### EXERCISE OBJECTIVE
Pick out each line containing the string "NCEP" and copy it.

--- START ROWS ---

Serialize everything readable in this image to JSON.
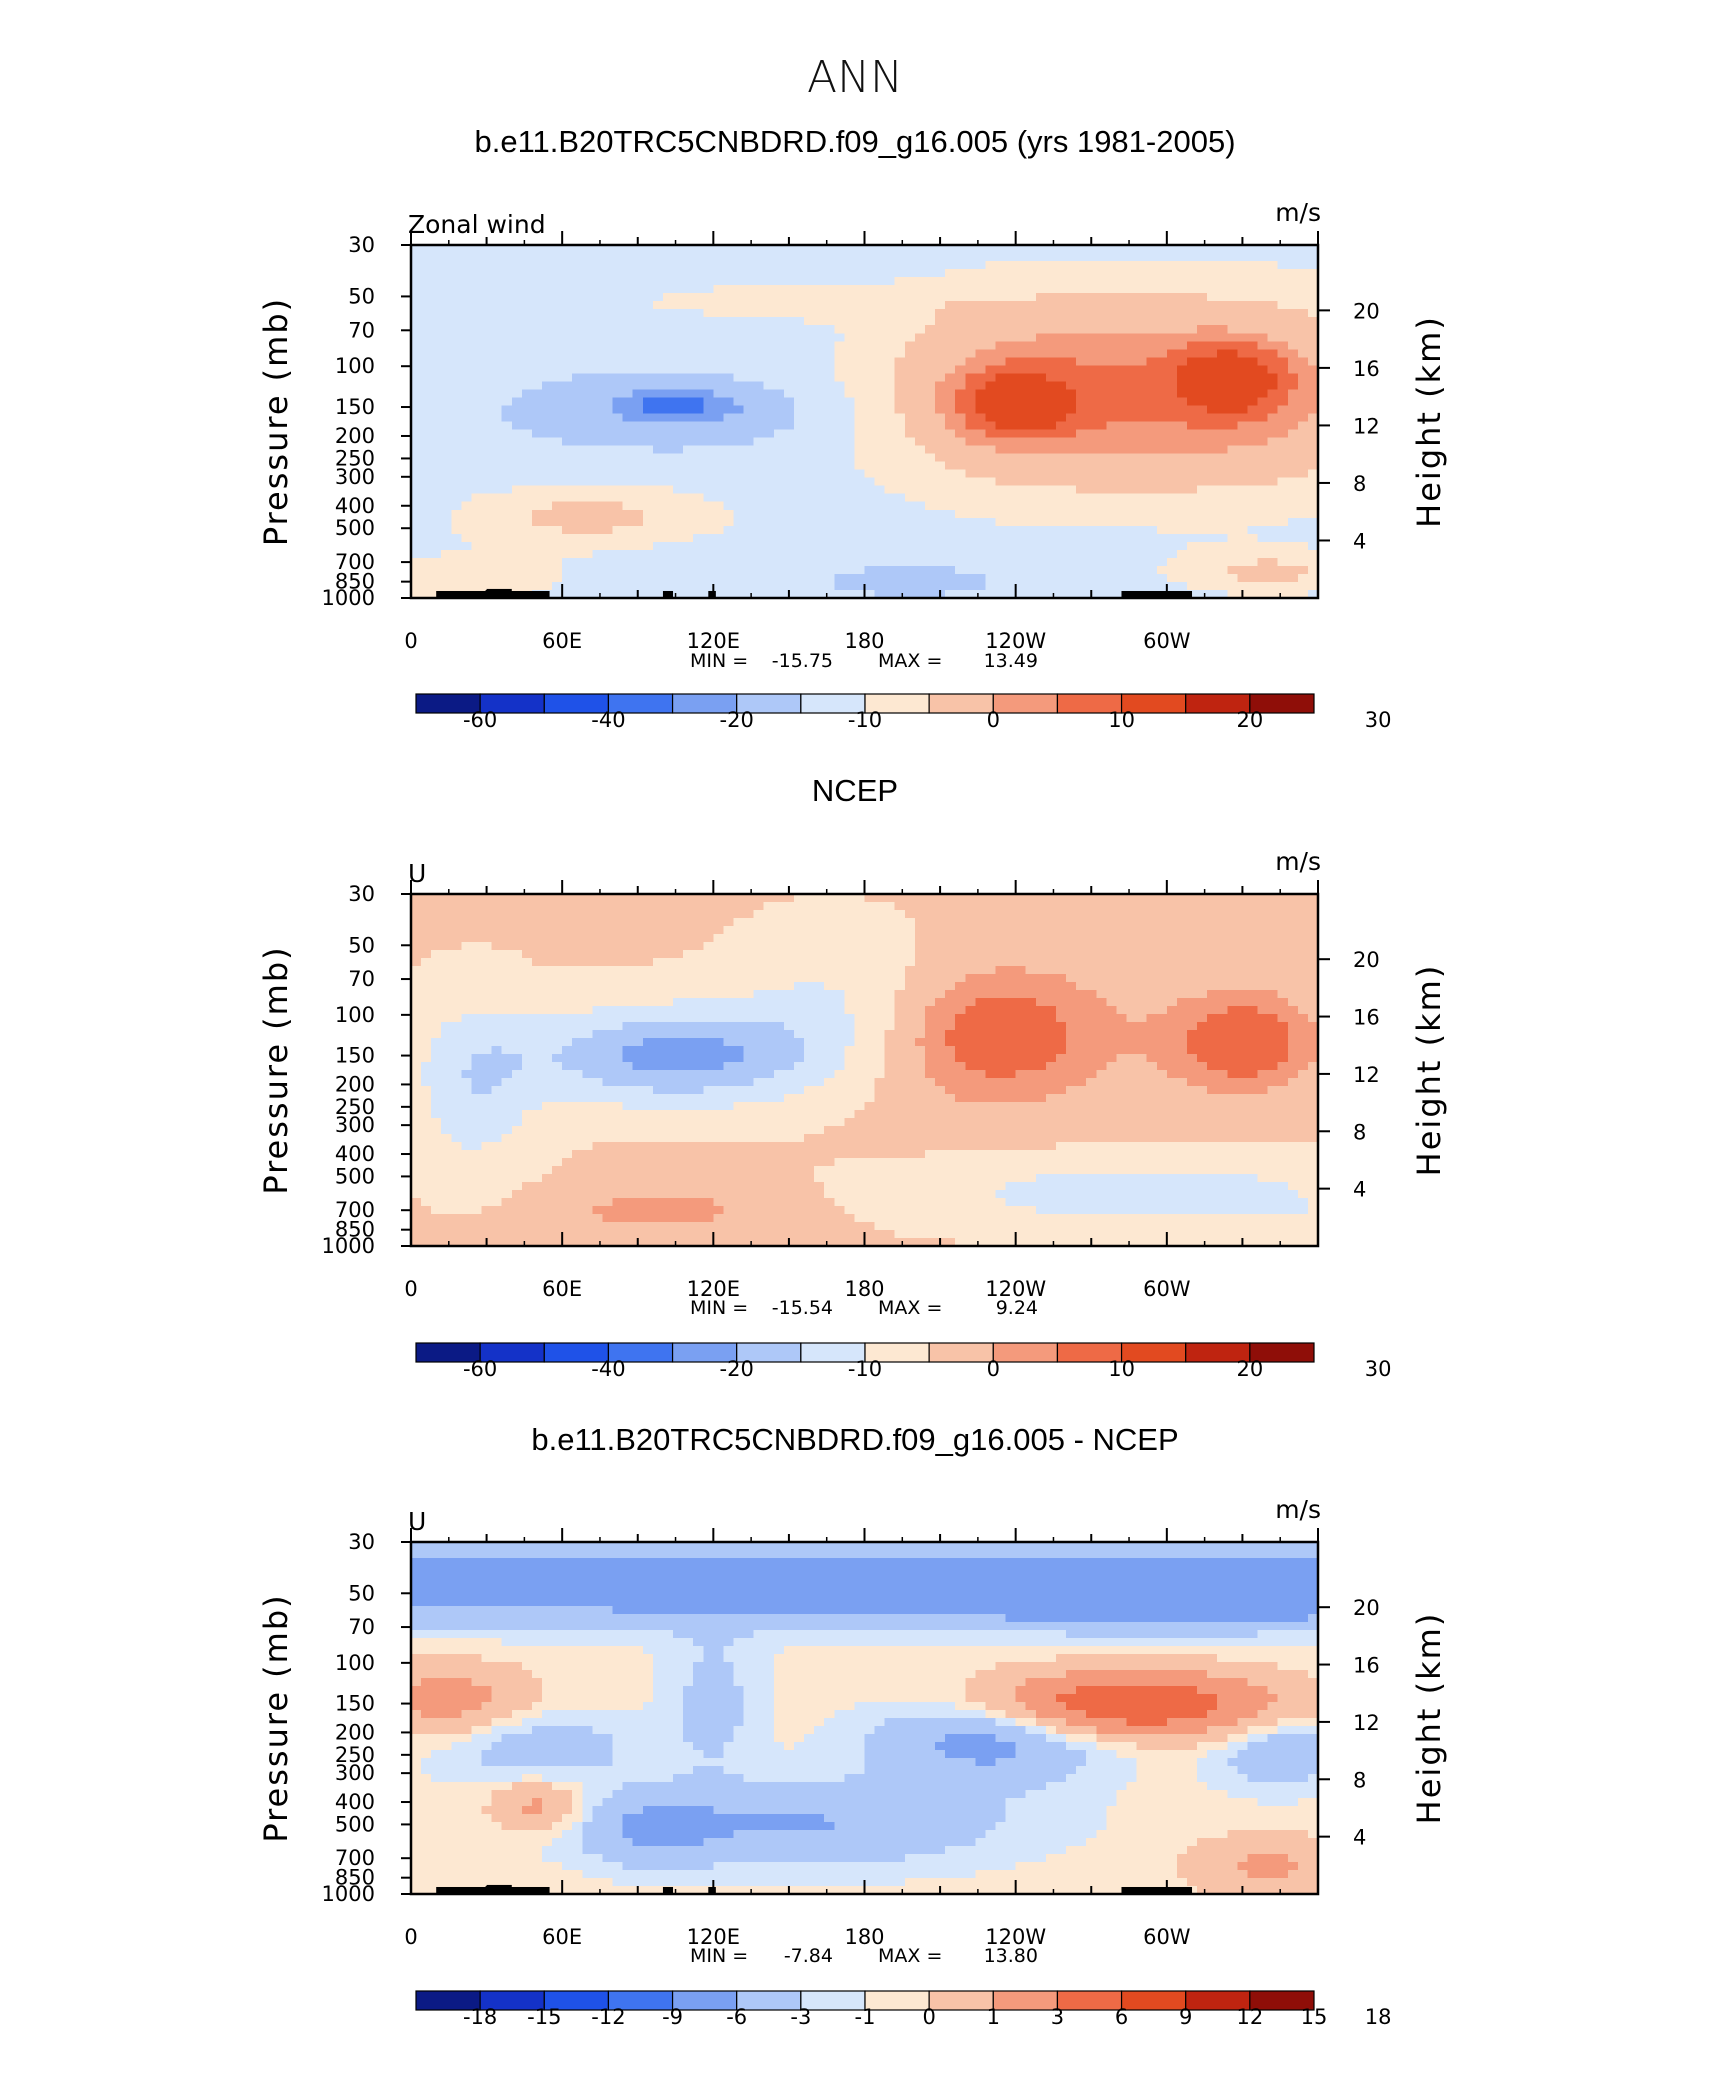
{
  "figure": {
    "title": "ANN",
    "colors": {
      "palette": [
        "#0b1a85",
        "#1432c8",
        "#1f52e8",
        "#3f74f0",
        "#7aa0f2",
        "#aec8f8",
        "#d6e6fb",
        "#fde8d2",
        "#f8c3a8",
        "#f49a7c",
        "#ee6a46",
        "#e24a20",
        "#bf2410",
        "#8f0e08"
      ],
      "land": "#000000"
    }
  },
  "chart_data": [
    {
      "type": "heatmap",
      "panel_title": "b.e11.B20TRC5CNBDRD.f09_g16.005 (yrs 1981-2005)",
      "left_string": "Zonal wind",
      "right_string": "m/s",
      "xlabel": "",
      "ylabel": "Pressure (mb)",
      "y2label": "Height (km)",
      "x_ticks": [
        "0",
        "60E",
        "120E",
        "180",
        "120W",
        "60W"
      ],
      "y_ticks": [
        "30",
        "50",
        "70",
        "100",
        "150",
        "200",
        "250",
        "300",
        "400",
        "500",
        "700",
        "850",
        "1000"
      ],
      "y2_ticks": [
        "4",
        "8",
        "12",
        "16",
        "20"
      ],
      "xlim": [
        0,
        360
      ],
      "ylim": [
        1000,
        30
      ],
      "y_scale": "log",
      "min_label": "MIN = ",
      "min_value": "-15.75",
      "max_label": "MAX = ",
      "max_value": "13.49",
      "colorbar_labels": [
        "-60",
        "-40",
        "-20",
        "-10",
        "0",
        "10",
        "20",
        "30"
      ],
      "grid": false
    },
    {
      "type": "heatmap",
      "panel_title": "NCEP",
      "left_string": "U",
      "right_string": "m/s",
      "xlabel": "",
      "ylabel": "Pressure (mb)",
      "y2label": "Height (km)",
      "x_ticks": [
        "0",
        "60E",
        "120E",
        "180",
        "120W",
        "60W"
      ],
      "y_ticks": [
        "30",
        "50",
        "70",
        "100",
        "150",
        "200",
        "250",
        "300",
        "400",
        "500",
        "700",
        "850",
        "1000"
      ],
      "y2_ticks": [
        "4",
        "8",
        "12",
        "16",
        "20"
      ],
      "xlim": [
        0,
        360
      ],
      "ylim": [
        1000,
        30
      ],
      "y_scale": "log",
      "min_label": "MIN = ",
      "min_value": "-15.54",
      "max_label": "MAX = ",
      "max_value": "9.24",
      "colorbar_labels": [
        "-60",
        "-40",
        "-20",
        "-10",
        "0",
        "10",
        "20",
        "30"
      ],
      "grid": false
    },
    {
      "type": "heatmap",
      "panel_title": "b.e11.B20TRC5CNBDRD.f09_g16.005 - NCEP",
      "left_string": "U",
      "right_string": "m/s",
      "xlabel": "",
      "ylabel": "Pressure (mb)",
      "y2label": "Height (km)",
      "x_ticks": [
        "0",
        "60E",
        "120E",
        "180",
        "120W",
        "60W"
      ],
      "y_ticks": [
        "30",
        "50",
        "70",
        "100",
        "150",
        "200",
        "250",
        "300",
        "400",
        "500",
        "700",
        "850",
        "1000"
      ],
      "y2_ticks": [
        "4",
        "8",
        "12",
        "16",
        "20"
      ],
      "xlim": [
        0,
        360
      ],
      "ylim": [
        1000,
        30
      ],
      "y_scale": "log",
      "min_label": "MIN = ",
      "min_value": "-7.84",
      "max_label": "MAX = ",
      "max_value": "13.80",
      "colorbar_labels": [
        "-18",
        "-15",
        "-12",
        "-9",
        "-6",
        "-3",
        "-1",
        "0",
        "1",
        "3",
        "6",
        "9",
        "12",
        "15",
        "18"
      ],
      "grid": false
    }
  ]
}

--- END ROWS ---

### OUTPUT OF THE TASK
      "panel_title": "NCEP",
      "panel_title": "b.e11.B20TRC5CNBDRD.f09_g16.005 - NCEP",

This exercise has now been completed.